• **WHAT THE TASK ASKS**: Lines containing the string "mais" are to be collected in full.

Data listing:
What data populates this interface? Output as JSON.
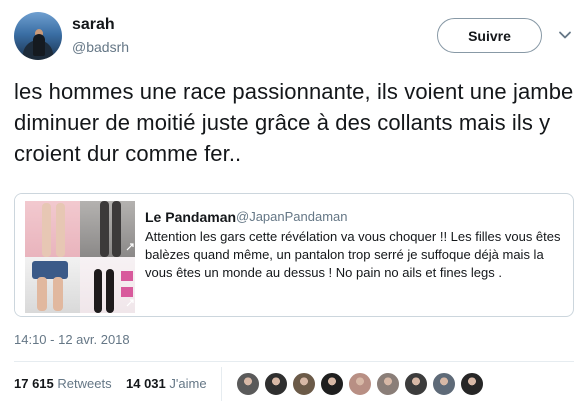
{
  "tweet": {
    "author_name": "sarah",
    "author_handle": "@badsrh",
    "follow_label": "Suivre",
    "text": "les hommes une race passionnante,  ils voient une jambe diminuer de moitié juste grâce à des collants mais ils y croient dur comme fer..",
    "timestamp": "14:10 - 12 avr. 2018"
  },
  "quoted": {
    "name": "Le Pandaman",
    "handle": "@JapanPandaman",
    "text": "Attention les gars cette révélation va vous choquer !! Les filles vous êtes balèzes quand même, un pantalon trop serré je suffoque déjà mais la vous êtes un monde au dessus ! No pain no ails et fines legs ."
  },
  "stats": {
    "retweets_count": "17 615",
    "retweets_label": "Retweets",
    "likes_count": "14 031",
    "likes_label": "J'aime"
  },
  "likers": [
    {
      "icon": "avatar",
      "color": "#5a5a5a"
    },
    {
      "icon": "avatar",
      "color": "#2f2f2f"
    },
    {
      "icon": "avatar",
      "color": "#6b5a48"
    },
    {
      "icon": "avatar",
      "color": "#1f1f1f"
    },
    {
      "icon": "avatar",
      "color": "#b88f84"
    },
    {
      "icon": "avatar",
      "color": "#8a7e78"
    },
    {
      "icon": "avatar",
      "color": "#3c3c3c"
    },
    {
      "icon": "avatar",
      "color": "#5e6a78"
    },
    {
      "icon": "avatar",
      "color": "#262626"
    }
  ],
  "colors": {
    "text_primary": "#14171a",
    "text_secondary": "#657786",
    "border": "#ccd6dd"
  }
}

• **RESPONSE BELOW**:
    "text": "les hommes une race passionnante,  ils voient une jambe diminuer de moitié juste grâce à des collants mais ils y croient dur comme fer..",
    "text": "Attention les gars cette révélation va vous choquer !! Les filles vous êtes balèzes quand même, un pantalon trop serré je suffoque déjà mais la vous êtes un monde au dessus ! No pain no ails et fines legs ."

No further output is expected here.